**Work to be completed**. Each entry must be reproduced precisely as it stands.

**Material for this exercise**.
******************************

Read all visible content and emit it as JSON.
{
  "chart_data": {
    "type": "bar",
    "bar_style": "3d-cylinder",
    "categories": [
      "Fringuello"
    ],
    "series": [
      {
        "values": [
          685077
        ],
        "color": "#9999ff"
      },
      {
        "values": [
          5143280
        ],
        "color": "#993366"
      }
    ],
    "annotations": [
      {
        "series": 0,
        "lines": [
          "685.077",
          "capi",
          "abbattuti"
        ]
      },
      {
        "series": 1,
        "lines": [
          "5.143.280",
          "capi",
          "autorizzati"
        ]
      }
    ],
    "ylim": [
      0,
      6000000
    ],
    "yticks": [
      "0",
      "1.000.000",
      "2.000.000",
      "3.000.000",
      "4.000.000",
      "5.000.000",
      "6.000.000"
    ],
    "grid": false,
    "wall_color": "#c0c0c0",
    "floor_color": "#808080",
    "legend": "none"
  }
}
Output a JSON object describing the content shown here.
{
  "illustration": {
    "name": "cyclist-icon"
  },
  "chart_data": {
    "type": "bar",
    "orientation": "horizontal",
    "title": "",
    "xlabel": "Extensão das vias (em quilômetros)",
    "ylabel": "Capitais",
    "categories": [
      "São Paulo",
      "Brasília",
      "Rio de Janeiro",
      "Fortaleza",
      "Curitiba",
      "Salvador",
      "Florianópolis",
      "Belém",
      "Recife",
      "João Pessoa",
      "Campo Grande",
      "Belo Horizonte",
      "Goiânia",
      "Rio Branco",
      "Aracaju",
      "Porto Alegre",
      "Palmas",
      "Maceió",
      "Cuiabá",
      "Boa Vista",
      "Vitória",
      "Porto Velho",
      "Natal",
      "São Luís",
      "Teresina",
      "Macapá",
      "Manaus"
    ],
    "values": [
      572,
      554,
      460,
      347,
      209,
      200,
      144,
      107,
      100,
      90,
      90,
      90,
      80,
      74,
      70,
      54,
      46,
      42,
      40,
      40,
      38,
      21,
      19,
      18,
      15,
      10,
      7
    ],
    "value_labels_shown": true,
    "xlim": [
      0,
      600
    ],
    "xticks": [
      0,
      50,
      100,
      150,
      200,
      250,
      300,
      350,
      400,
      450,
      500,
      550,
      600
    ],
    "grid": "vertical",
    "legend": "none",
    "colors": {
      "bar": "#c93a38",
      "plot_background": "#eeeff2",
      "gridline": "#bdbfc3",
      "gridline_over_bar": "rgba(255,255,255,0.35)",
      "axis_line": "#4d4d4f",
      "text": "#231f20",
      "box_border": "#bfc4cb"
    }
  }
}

******************************

**Finished task**.
Read all visible content and emit it as JSON.
{
  "chart_data": {
    "type": "bar",
    "bar_style": "3d-cylinder",
    "categories": [
      "Fringuello"
    ],
    "series": [
      {
        "values": [
          685077
        ],
        "color": "#9999ff"
      },
      {
        "values": [
          5143280
        ],
        "color": "#993366"
      }
    ],
    "annotations": [
      {
        "series": 0,
        "lines": [
          "685.077",
          "capi",
          "abbattuti"
        ]
      },
      {
        "series": 1,
        "lines": [
          "5.143.280",
          "capi",
          "autorizzati"
        ]
      }
    ],
    "ylim": [
      0,
      6000000
    ],
    "yticks": [
      "0",
      "1.000.000",
      "2.000.000",
      "3.000.000",
      "4.000.000",
      "5.000.000",
      "6.000.000"
    ],
    "grid": false,
    "wall_color": "#c0c0c0",
    "floor_color": "#808080",
    "legend": "none"
  }
}
Output a JSON object describing the content shown here.
{
  "illustration": {
    "name": "cyclist-icon"
  },
  "chart_data": {
    "type": "bar",
    "orientation": "horizontal",
    "title": "",
    "xlabel": "Extensão das vias (em quilômetros)",
    "ylabel": "Capitais",
    "categories": [
      "São Paulo",
      "Brasília",
      "Rio de Janeiro",
      "Fortaleza",
      "Curitiba",
      "Salvador",
      "Florianópolis",
      "Belém",
      "Recife",
      "João Pessoa",
      "Campo Grande",
      "Belo Horizonte",
      "Goiânia",
      "Rio Branco",
      "Aracaju",
      "Porto Alegre",
      "Palmas",
      "Maceió",
      "Cuiabá",
      "Boa Vista",
      "Vitória",
      "Porto Velho",
      "Natal",
      "São Luís",
      "Teresina",
      "Macapá",
      "Manaus"
    ],
    "values": [
      572,
      554,
      460,
      347,
      209,
      200,
      144,
      107,
      100,
      90,
      90,
      90,
      80,
      74,
      70,
      54,
      46,
      42,
      40,
      40,
      38,
      21,
      19,
      18,
      15,
      10,
      7
    ],
    "value_labels_shown": true,
    "xlim": [
      0,
      600
    ],
    "xticks": [
      0,
      50,
      100,
      150,
      200,
      250,
      300,
      350,
      400,
      450,
      500,
      550,
      600
    ],
    "grid": "vertical",
    "legend": "none",
    "colors": {
      "bar": "#c93a38",
      "plot_background": "#eeeff2",
      "gridline": "#bdbfc3",
      "gridline_over_bar": "rgba(255,255,255,0.35)",
      "axis_line": "#4d4d4f",
      "text": "#231f20",
      "box_border": "#bfc4cb"
    }
  }
}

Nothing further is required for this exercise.